WORK TASK
Exactly repeat all the records below, omitting the images they hold.

[[ INFORMATION PROVIDED open ]]

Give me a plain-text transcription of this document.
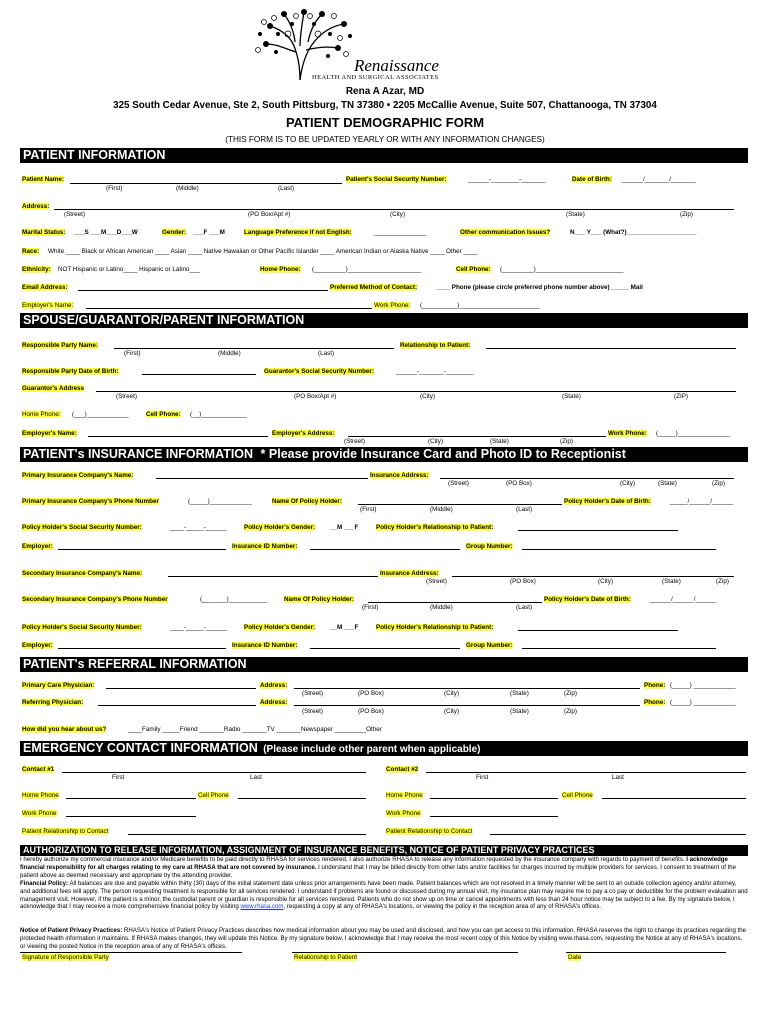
Renaissance
HEALTH AND SURGICAL ASSOCIATES
Rena A Azar, MD
325 South Cedar Avenue, Ste 2, South Pittsburg, TN 37380 • 2205 McCallie Avenue, Suite 507, Chattanooga, TN 37304
PATIENT DEMOGRAPHIC FORM
(THIS FORM IS TO BE UPDATED YEARLY OR WITH ANY INFORMATION CHANGES)
PATIENT INFORMATION
Patient Name:
(First)	(Middle)	(Last)
Patient's Social Security Number:	______-________-_______	Date of Birth: ______/_______/_______
Address:
(Street)	(PO Box/Apt #)	(City)	(State)	(Zip)
Marital Status: ___S ___M___D___W	Gender: ___F ___M	Language Preference if not English:	_______________	Other communication Issues?	N___ Y___ (What?)____________________
Race: White ____ Black or African American ____ Asian ____ Native Hawaiian or Other Pacific Islander ____ American Indian or Alaska Native ____ Other ____
Ethnicity: NOT Hispanic or Latino____ Hispanic or Latino___	Home Phone: (_________)_____________________	Cell Phone: (_________)_________________________
Email Address:	Preferred Method of Contact:	____ Phone (please circle preferred phone number above) _____ Mail
Employer's Name:	Work Phone: (__________)_______________________
SPOUSE/GUARANTOR/PARENT INFORMATION
Responsible Party Name:
(First)	(Middle)	(Last)
Relationship to Patient:
Responsible Party Date of Birth:	Guarantor's Social Security Number:	______-_______-________
Guarantor's Address
(Street)	(PO Box/Apt #)	(City)	(State)	(ZIP)
Home Phone: (___)____________	Cell Phone: (__)_____________
Employer's Name:	Employer's Address:
(Street)	(City)	(State)	(Zip)
Work Phone: (_____)_______________
PATIENT's INSURANCE INFORMATION * Please provide Insurance Card and Photo ID to Receptionist
Primary Insurance Company's Name:	Insurance Address:
(Street)	(PO Box)	(City)	(State)	(Zip)
Primary Insurance Company's Phone Number	(_____)____________	Name Of Policy Holder:
(First)	(Middle)	(Last)
Policy Holder's Date of Birth:	_____/______/______
Policy Holder's Social Security Number:	____-_____-______	Policy Holder's Gender: __M ___F	Policy Holder's Relationship to Patient:
Employer:	Insurance ID Number:	Group Number:
Secondary Insurance Company's Name:	Insurance Address:
(Street)	(PO Box)	(City)	(State)	(Zip)
Secondary Insurance Company's Phone Number	(_______)___________	Name Of Policy Holder:
(First)	(Middle)	(Last)
Policy Holder's Date of Birth:	______/______/______
Policy Holder's Social Security Number:	____-_____-______	Policy Holder's Gender: __M ___F	Policy Holder's Relationship to Patient:
Employer:	Insurance ID Number:	Group Number:
PATIENT's REFERRAL INFORMATION
Primary Care Physician:	Address:
(Street)	(PO Box)	(City)	(State)	(Zip)
Phone: (_____) ____________
Referring Physician:	Address:
(Street)	(PO Box)	(City)	(State)	(Zip)
Phone: (_____) ____________
How did you hear about us?	____Family _____Friend _______Radio _______TV _______Newspaper _________Other
EMERGENCY CONTACT INFORMATION (Please include other parent when applicable)
Contact #1
First	Last
Contact #2
First	Last
Home Phone	Cell Phone	Home Phone	Cell Phone
Work Phone	Work Phone
Patient Relationship to Contact	Patient Relationship to Contact
AUTHORIZATION TO RELEASE INFORMATION, ASSIGNMENT OF INSURANCE BENEFITS, NOTICE OF PATIENT PRIVACY PRACTICES
I hereby authorize my commercial insurance and/or Medicare benefits to be paid directly to RHASA for services rendered. I also authorize RHASA to release any information requested by the insurance company with regards to payment of benefits. I acknowledge financial responsibility for all charges relating to my care at RHASA that are not covered by insurance. I understand that I may be billed directly from other labs and/or facilities for charges incurred by multiple providers for services. I consent to treatment of the patient above as deemed necessary and appropriate by the attending provider.
Financial Policy: All balances are due and payable within thirty (30) days of the initial statement date unless prior arrangements have been made. Patient balances which are not resolved in a timely manner will be sent to an outside collection agency and/or attorney, and additional fees will apply. The person requesting treatment is responsible for all services rendered. I understand if problems are found or discussed during my annual visit, my insurance plan may require me to pay a co pay or deductible for the problem evaluation and management visit. However, if the patient is a minor, the custodial parent or guardian is responsible for all services rendered. Patients who do not show up on time or cancel appointments with less than 24 hour notice may be subject to a fee. By my signature below, I acknowledge that I may receive a more comprehensive financial policy by visiting www.rhasa.com, requesting a copy at any of RHASA's locations, or viewing the policy in the reception area of any of RHASA's offices.
Notice of Patient Privacy Practices: RHASA's Notice of Patient Privacy Practices describes how medical information about you may be used and disclosed, and how you can get access to this information. RHASA reserves the right to change its practices regarding the protected health information it maintains. If RHASA makes changes, they will update this Notice. By my signature below, I acknowledge that I may receive the most recent copy of this Notice by visiting www.rhasa.com, requesting the Notice at any of RHASA's locations, or viewing the posted Notice in the reception area of any of RHASA's offices.
Signature of Responsible Party	Relationship to Patient	Date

[[ INFORMATION PROVIDED closed ]]

RESPONSE AREA
Give me a plain-text transcription of this document.
Renaissance
HEALTH AND SURGICAL ASSOCIATES
Rena A Azar, MD
325 South Cedar Avenue, Ste 2, South Pittsburg, TN 37380 • 2205 McCallie Avenue, Suite 507, Chattanooga, TN 37304
PATIENT DEMOGRAPHIC FORM
(THIS FORM IS TO BE UPDATED YEARLY OR WITH ANY INFORMATION CHANGES)
PATIENT INFORMATION
Patient Name:
(First)	(Middle)	(Last)
Patient's Social Security Number:	______-________-_______	Date of Birth: ______/_______/_______
Address:
(Street)	(PO Box/Apt #)	(City)	(State)	(Zip)
Marital Status: ___S ___M___D___W	Gender: ___F ___M	Language Preference if not English:	_______________	Other communication Issues?	N___ Y___ (What?)____________________
Race: White ____ Black or African American ____ Asian ____ Native Hawaiian or Other Pacific Islander ____ American Indian or Alaska Native ____ Other ____
Ethnicity: NOT Hispanic or Latino____ Hispanic or Latino___	Home Phone: (_________)_____________________	Cell Phone: (_________)_________________________
Email Address:	Preferred Method of Contact:	____ Phone (please circle preferred phone number above) _____ Mail
Employer's Name:	Work Phone: (__________)_______________________
SPOUSE/GUARANTOR/PARENT INFORMATION
Responsible Party Name:
(First)	(Middle)	(Last)
Relationship to Patient:
Responsible Party Date of Birth:	Guarantor's Social Security Number:	______-_______-________
Guarantor's Address
(Street)	(PO Box/Apt #)	(City)	(State)	(ZIP)
Home Phone: (___)____________	Cell Phone: (__)_____________
Employer's Name:	Employer's Address:
(Street)	(City)	(State)	(Zip)
Work Phone: (_____)_______________
PATIENT's INSURANCE INFORMATION * Please provide Insurance Card and Photo ID to Receptionist
Primary Insurance Company's Name:	Insurance Address:
(Street)	(PO Box)	(City)	(State)	(Zip)
Primary Insurance Company's Phone Number	(_____)____________	Name Of Policy Holder:
(First)	(Middle)	(Last)
Policy Holder's Date of Birth:	_____/______/______
Policy Holder's Social Security Number:	____-_____-______	Policy Holder's Gender: __M ___F	Policy Holder's Relationship to Patient:
Employer:	Insurance ID Number:	Group Number:
Secondary Insurance Company's Name:	Insurance Address:
(Street)	(PO Box)	(City)	(State)	(Zip)
Secondary Insurance Company's Phone Number	(_______)___________	Name Of Policy Holder:
(First)	(Middle)	(Last)
Policy Holder's Date of Birth:	______/______/______
Policy Holder's Social Security Number:	____-_____-______	Policy Holder's Gender: __M ___F	Policy Holder's Relationship to Patient:
Employer:	Insurance ID Number:	Group Number:
PATIENT's REFERRAL INFORMATION
Primary Care Physician:	Address:
(Street)	(PO Box)	(City)	(State)	(Zip)
Phone: (_____) ____________
Referring Physician:	Address:
(Street)	(PO Box)	(City)	(State)	(Zip)
Phone: (_____) ____________
How did you hear about us?	____Family _____Friend _______Radio _______TV _______Newspaper _________Other
EMERGENCY CONTACT INFORMATION (Please include other parent when applicable)
Contact #1
First	Last
Contact #2
First	Last
Home Phone	Cell Phone	Home Phone	Cell Phone
Work Phone	Work Phone
Patient Relationship to Contact	Patient Relationship to Contact
AUTHORIZATION TO RELEASE INFORMATION, ASSIGNMENT OF INSURANCE BENEFITS, NOTICE OF PATIENT PRIVACY PRACTICES
I hereby authorize my commercial insurance and/or Medicare benefits to be paid directly to RHASA for services rendered. I also authorize RHASA to release any information requested by the insurance company with regards to payment of benefits. I acknowledge financial responsibility for all charges relating to my care at RHASA that are not covered by insurance. I understand that I may be billed directly from other labs and/or facilities for charges incurred by multiple providers for services. I consent to treatment of the patient above as deemed necessary and appropriate by the attending provider.
Financial Policy: All balances are due and payable within thirty (30) days of the initial statement date unless prior arrangements have been made. Patient balances which are not resolved in a timely manner will be sent to an outside collection agency and/or attorney, and additional fees will apply. The person requesting treatment is responsible for all services rendered. I understand if problems are found or discussed during my annual visit, my insurance plan may require me to pay a co pay or deductible for the problem evaluation and management visit. However, if the patient is a minor, the custodial parent or guardian is responsible for all services rendered. Patients who do not show up on time or cancel appointments with less than 24 hour notice may be subject to a fee. By my signature below, I acknowledge that I may receive a more comprehensive financial policy by visiting www.rhasa.com, requesting a copy at any of RHASA's locations, or viewing the policy in the reception area of any of RHASA's offices.
Notice of Patient Privacy Practices: RHASA's Notice of Patient Privacy Practices describes how medical information about you may be used and disclosed, and how you can get access to this information. RHASA reserves the right to change its practices regarding the protected health information it maintains. If RHASA makes changes, they will update this Notice. By my signature below, I acknowledge that I may receive the most recent copy of this Notice by visiting www.rhasa.com, requesting the Notice at any of RHASA's locations, or viewing the posted Notice in the reception area of any of RHASA's offices.
Signature of Responsible Party	Relationship to Patient	Date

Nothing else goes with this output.